REQUIRED WORK
Identify and pull out each line of the entries in which "ylabel" occurs.
** begin LISTING **
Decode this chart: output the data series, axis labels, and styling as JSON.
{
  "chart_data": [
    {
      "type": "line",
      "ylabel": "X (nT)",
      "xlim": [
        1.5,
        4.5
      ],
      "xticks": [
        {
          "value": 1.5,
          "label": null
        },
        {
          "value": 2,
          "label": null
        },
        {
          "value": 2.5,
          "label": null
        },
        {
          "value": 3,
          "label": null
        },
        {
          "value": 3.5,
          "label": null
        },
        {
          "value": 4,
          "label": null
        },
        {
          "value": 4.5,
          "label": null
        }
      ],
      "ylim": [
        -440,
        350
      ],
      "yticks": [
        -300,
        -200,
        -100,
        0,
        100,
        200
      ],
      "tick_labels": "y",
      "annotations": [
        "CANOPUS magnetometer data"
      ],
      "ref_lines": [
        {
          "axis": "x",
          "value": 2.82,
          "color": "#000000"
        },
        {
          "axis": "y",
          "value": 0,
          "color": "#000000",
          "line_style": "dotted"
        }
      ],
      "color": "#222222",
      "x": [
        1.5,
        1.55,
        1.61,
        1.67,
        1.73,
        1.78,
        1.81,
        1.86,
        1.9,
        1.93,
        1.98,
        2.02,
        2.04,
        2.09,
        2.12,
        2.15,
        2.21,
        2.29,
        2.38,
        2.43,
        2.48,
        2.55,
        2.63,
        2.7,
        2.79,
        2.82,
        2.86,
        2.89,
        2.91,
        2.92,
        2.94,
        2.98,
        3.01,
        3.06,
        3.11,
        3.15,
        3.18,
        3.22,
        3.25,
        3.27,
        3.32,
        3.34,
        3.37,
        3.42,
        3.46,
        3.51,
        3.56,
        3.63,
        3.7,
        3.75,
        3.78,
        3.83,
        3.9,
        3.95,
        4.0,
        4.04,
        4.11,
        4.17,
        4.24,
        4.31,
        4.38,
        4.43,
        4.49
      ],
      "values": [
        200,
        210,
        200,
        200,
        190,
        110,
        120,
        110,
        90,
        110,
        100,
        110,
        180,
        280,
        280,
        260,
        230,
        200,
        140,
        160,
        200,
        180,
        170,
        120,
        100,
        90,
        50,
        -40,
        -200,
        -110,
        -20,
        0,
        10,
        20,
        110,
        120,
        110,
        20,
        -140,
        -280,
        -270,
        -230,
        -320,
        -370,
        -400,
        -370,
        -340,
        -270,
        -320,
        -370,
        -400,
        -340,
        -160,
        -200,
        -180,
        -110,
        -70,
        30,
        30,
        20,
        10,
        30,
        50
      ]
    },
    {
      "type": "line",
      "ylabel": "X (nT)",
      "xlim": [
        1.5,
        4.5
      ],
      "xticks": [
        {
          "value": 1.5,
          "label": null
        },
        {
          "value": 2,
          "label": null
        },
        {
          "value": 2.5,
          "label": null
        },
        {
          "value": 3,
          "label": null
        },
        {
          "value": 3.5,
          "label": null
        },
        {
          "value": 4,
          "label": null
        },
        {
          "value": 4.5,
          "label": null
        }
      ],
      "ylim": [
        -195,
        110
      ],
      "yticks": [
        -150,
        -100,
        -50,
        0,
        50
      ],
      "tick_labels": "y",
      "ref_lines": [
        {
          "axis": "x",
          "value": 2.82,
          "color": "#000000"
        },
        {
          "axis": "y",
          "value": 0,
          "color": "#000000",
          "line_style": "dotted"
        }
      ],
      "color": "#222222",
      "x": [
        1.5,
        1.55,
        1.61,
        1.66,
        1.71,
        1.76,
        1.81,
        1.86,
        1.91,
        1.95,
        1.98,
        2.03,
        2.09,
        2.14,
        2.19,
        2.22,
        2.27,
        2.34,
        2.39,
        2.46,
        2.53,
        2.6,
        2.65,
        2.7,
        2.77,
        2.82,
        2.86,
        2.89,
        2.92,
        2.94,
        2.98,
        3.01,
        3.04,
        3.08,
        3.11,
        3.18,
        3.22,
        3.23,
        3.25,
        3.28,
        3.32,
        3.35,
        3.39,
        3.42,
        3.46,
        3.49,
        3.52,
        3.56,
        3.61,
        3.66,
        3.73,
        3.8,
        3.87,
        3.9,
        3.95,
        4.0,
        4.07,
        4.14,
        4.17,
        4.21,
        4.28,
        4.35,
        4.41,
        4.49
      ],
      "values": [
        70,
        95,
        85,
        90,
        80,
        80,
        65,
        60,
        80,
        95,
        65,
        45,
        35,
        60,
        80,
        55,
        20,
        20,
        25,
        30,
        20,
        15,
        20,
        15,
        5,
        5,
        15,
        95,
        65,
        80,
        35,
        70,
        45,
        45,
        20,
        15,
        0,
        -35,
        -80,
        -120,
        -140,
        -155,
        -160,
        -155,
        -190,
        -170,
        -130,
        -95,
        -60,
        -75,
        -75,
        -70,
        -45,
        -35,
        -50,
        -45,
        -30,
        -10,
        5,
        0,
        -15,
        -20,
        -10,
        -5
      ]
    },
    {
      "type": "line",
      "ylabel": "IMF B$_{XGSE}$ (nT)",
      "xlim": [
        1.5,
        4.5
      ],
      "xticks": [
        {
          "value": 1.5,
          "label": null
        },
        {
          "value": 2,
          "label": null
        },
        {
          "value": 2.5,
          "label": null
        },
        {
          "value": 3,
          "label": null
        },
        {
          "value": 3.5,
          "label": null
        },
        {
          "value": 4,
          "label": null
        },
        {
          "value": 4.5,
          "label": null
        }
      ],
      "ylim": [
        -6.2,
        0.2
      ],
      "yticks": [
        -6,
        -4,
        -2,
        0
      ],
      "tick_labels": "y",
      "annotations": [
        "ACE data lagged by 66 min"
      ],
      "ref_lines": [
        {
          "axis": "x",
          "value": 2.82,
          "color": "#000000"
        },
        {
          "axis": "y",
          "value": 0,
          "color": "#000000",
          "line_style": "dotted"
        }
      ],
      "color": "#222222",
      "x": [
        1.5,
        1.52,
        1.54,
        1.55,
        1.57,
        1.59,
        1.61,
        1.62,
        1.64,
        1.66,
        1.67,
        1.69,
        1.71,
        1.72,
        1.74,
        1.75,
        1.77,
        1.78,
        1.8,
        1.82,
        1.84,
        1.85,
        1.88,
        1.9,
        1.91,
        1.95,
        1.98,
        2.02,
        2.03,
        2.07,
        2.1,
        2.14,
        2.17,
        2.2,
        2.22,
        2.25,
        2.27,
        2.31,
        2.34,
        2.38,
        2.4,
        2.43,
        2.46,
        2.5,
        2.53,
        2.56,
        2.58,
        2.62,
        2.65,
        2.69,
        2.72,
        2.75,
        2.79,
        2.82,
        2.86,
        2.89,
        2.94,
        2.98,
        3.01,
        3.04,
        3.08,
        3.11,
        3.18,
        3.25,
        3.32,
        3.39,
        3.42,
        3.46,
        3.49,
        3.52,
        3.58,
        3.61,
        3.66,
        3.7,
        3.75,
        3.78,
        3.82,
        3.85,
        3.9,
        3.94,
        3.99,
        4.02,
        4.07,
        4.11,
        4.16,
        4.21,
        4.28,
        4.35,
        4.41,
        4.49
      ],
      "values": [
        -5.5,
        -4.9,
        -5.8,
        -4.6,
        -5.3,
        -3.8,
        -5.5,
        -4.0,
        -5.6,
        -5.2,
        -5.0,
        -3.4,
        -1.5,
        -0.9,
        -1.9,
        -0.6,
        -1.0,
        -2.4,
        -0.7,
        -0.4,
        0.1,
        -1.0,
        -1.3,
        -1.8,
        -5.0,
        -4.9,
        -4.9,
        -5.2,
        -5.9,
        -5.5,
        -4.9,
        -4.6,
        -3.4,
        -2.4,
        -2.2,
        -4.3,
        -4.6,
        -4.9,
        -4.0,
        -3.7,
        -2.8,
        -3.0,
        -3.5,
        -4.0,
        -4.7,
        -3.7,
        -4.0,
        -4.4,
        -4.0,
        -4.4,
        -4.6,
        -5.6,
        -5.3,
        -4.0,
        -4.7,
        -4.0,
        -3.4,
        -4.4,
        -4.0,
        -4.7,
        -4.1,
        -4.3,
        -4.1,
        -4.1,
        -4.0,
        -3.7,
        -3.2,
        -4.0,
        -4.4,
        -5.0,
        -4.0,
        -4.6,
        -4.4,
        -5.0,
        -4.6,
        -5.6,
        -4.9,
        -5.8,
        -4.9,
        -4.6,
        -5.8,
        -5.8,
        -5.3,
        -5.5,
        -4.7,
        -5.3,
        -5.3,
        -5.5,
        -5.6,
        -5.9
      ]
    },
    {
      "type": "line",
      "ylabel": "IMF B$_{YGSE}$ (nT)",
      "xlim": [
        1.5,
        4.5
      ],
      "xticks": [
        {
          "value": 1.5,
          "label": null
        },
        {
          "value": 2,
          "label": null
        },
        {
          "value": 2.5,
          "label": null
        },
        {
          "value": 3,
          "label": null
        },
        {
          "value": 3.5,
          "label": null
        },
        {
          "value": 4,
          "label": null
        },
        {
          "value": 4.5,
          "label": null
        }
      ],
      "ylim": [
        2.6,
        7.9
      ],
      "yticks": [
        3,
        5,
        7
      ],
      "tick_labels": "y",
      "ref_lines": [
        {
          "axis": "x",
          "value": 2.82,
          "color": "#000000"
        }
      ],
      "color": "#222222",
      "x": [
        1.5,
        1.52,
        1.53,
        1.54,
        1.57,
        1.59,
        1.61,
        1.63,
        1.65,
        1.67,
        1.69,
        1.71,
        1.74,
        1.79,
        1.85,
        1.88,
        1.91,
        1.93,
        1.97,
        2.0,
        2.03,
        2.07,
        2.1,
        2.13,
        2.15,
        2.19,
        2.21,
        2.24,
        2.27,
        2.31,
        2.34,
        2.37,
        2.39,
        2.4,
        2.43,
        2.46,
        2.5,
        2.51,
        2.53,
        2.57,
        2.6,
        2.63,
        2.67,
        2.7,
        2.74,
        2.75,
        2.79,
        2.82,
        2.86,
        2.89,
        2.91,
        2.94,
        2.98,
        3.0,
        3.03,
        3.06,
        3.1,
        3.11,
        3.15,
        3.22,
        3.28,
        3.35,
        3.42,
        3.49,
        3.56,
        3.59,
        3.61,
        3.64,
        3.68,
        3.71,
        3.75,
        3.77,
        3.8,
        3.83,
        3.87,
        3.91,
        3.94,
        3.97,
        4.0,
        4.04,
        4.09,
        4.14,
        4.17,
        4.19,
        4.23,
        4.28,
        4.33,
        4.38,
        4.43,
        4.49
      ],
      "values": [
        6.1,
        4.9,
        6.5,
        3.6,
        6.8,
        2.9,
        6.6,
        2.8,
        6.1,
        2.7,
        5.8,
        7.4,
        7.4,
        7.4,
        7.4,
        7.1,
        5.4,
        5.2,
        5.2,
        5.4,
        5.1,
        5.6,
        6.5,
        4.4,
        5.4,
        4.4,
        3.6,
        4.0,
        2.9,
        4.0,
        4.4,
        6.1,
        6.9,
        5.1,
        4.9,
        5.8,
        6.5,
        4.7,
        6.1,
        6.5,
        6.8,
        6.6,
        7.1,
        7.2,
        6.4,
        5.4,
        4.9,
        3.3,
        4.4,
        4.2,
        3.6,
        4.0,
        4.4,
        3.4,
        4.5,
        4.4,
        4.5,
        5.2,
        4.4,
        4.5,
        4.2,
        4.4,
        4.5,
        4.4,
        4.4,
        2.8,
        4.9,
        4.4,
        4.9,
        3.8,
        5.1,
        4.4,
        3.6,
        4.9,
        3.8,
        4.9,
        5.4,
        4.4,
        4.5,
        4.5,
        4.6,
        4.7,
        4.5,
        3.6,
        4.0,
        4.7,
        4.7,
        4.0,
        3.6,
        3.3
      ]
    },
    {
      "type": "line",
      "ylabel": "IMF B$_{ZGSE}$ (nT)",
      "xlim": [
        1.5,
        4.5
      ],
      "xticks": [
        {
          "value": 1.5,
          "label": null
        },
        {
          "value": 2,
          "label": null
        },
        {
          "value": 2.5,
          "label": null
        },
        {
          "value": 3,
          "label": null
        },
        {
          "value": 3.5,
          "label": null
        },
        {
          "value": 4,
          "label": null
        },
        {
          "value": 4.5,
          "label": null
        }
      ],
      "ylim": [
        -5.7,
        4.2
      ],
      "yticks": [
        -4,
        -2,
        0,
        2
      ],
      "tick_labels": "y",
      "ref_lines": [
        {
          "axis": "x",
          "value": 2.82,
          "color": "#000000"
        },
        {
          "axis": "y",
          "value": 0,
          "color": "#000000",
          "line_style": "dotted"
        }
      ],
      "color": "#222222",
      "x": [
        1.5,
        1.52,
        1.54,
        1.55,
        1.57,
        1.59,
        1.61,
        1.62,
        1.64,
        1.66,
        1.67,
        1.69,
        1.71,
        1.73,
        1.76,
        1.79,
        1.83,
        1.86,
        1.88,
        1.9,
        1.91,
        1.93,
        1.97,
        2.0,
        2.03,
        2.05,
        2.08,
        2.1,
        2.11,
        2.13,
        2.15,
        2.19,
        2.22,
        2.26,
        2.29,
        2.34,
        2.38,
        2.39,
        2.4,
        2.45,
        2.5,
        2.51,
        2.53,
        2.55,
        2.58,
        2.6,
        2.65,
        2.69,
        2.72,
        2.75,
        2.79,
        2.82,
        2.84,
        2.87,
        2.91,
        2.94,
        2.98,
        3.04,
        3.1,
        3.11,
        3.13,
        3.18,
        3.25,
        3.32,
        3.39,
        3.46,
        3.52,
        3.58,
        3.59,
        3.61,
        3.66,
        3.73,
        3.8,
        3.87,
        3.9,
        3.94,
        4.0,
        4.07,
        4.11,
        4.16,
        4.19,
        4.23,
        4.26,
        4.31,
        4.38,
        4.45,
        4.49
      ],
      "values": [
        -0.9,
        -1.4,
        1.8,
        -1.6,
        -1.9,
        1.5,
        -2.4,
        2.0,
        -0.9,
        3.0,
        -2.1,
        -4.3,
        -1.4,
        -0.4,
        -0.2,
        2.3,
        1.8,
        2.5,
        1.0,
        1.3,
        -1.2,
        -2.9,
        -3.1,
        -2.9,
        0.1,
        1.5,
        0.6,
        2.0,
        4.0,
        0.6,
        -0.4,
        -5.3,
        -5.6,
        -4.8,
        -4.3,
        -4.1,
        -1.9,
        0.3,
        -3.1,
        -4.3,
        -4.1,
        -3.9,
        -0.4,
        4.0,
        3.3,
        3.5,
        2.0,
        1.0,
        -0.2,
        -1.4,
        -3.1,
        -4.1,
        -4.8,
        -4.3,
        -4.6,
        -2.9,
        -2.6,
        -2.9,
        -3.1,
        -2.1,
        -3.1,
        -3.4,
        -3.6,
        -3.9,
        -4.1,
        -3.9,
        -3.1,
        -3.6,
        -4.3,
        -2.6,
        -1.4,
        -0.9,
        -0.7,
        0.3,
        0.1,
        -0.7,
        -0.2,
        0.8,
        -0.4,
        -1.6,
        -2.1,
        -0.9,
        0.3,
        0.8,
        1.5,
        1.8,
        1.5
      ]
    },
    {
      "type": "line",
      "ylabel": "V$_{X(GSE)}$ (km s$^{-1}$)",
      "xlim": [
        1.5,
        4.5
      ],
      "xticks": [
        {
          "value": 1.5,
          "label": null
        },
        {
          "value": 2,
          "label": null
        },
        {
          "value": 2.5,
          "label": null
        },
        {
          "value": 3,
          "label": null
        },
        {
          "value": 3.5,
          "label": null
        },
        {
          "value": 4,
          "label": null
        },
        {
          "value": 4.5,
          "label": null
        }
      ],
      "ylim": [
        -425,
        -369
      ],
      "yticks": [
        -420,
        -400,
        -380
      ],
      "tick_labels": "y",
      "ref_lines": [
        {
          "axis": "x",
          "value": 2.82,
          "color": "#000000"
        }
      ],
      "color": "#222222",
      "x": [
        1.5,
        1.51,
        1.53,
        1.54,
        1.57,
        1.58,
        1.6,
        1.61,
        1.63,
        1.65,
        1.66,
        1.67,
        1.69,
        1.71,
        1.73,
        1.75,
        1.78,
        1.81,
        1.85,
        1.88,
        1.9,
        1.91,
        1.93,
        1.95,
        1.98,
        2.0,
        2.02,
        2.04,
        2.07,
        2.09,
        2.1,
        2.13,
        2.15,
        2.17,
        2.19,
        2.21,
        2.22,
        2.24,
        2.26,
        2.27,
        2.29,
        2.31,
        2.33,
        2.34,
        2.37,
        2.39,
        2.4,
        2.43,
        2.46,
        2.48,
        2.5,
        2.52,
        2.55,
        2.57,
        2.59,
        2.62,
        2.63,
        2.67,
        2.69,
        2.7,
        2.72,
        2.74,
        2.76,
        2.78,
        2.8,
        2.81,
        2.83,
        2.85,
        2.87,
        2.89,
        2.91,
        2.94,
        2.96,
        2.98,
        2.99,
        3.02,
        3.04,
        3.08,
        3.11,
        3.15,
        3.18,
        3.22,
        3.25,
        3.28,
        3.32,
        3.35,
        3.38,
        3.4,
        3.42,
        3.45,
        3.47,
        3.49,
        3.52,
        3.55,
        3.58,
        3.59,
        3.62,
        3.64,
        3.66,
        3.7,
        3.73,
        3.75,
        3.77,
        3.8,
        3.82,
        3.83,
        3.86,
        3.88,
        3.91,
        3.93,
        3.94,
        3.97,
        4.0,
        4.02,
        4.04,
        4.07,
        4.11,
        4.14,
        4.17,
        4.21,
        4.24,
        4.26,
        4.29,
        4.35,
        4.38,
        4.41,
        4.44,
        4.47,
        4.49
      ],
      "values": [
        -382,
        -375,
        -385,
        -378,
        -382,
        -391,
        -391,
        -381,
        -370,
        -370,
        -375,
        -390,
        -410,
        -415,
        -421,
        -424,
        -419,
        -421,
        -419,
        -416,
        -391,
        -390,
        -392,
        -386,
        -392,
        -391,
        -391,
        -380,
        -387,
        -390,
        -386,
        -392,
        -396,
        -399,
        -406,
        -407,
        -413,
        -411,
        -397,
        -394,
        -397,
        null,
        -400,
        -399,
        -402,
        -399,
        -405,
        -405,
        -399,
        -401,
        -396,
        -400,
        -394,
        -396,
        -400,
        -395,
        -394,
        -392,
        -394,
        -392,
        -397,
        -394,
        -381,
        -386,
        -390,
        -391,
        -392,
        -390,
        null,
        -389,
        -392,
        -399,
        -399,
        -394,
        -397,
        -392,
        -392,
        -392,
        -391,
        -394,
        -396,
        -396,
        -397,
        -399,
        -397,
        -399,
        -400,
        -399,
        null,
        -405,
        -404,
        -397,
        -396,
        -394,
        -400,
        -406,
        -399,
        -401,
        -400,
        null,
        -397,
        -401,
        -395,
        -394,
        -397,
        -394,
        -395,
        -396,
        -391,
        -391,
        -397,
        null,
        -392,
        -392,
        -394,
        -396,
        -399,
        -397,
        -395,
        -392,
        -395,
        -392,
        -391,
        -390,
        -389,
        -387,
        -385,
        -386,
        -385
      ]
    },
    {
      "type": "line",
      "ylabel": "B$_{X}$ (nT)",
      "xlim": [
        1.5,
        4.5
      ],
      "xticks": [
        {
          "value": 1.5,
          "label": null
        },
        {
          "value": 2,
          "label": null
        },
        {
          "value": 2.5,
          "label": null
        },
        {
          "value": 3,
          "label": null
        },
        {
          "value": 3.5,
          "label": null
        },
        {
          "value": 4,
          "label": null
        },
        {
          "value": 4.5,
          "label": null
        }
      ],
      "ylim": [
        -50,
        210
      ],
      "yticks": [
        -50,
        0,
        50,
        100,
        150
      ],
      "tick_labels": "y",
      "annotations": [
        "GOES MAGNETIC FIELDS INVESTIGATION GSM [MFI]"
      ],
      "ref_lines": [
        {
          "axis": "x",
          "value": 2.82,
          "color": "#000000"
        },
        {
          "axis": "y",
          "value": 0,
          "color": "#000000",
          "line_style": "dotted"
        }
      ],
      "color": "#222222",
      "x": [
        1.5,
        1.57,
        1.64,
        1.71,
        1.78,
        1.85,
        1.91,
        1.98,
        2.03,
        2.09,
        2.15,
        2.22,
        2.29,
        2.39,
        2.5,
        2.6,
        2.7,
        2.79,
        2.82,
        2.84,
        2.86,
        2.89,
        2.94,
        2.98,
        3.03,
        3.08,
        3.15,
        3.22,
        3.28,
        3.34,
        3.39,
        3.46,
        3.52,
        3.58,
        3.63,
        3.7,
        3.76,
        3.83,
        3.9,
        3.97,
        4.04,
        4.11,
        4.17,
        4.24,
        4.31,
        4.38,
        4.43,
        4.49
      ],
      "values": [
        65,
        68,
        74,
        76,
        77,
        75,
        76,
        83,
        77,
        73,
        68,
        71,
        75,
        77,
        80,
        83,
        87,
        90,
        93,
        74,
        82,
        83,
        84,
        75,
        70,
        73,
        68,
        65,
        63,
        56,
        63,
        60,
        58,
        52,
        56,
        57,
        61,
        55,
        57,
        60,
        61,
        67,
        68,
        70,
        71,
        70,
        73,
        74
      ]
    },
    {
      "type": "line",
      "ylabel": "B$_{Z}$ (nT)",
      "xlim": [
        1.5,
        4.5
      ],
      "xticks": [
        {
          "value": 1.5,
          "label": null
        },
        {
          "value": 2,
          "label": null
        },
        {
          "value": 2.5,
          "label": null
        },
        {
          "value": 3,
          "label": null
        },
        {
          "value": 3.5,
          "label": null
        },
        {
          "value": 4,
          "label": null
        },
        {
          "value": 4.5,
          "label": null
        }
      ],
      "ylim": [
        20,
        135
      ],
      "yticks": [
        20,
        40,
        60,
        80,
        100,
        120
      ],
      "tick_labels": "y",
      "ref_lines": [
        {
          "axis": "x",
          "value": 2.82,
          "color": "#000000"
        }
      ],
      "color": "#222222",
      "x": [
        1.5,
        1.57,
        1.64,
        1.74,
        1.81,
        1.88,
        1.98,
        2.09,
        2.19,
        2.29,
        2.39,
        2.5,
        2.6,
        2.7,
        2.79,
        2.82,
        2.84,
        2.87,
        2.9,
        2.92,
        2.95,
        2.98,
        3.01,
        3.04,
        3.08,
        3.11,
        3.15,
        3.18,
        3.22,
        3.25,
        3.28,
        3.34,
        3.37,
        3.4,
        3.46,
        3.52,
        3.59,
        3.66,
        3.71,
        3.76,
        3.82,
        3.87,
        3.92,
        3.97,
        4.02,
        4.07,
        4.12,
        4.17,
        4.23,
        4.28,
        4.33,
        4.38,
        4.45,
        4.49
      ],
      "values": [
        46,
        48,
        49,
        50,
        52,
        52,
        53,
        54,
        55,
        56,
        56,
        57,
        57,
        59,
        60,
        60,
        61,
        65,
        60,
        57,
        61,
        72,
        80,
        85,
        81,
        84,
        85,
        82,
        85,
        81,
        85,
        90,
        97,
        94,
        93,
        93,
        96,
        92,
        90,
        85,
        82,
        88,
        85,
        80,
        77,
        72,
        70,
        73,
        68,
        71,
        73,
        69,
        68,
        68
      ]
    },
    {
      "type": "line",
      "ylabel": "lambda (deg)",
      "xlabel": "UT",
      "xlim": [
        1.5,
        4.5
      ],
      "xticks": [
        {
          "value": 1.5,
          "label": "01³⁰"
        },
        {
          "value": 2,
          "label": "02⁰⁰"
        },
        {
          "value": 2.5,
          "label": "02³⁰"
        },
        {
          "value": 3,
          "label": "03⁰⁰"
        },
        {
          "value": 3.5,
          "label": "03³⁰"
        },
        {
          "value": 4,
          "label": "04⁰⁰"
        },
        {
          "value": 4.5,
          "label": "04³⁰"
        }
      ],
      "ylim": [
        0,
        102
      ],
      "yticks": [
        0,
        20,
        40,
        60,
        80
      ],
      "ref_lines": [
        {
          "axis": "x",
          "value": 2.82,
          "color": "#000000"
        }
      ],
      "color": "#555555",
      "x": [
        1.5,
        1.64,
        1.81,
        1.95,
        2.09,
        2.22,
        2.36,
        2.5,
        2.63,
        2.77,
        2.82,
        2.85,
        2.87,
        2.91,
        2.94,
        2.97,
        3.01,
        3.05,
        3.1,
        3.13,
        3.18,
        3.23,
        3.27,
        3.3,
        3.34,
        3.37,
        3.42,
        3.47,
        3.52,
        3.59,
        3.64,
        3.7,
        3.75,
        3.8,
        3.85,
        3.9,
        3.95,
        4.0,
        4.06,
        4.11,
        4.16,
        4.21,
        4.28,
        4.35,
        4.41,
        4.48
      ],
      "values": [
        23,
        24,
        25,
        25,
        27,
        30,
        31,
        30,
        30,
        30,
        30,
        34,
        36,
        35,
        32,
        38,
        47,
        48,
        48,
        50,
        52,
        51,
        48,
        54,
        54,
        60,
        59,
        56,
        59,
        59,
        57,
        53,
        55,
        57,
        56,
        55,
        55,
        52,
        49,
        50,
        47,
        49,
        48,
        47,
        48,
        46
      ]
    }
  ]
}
** end LISTING **
REPLY
      "ylabel": "X (nT)",
      "ylabel": "X (nT)",
      "ylabel": "IMF B$_{XGSE}$ (nT)",
      "ylabel": "IMF B$_{YGSE}$ (nT)",
      "ylabel": "IMF B$_{ZGSE}$ (nT)",
      "ylabel": "V$_{X(GSE)}$ (km s$^{-1}$)",
      "ylabel": "B$_{X}$ (nT)",
      "ylabel": "B$_{Z}$ (nT)",
      "ylabel": "lambda (deg)",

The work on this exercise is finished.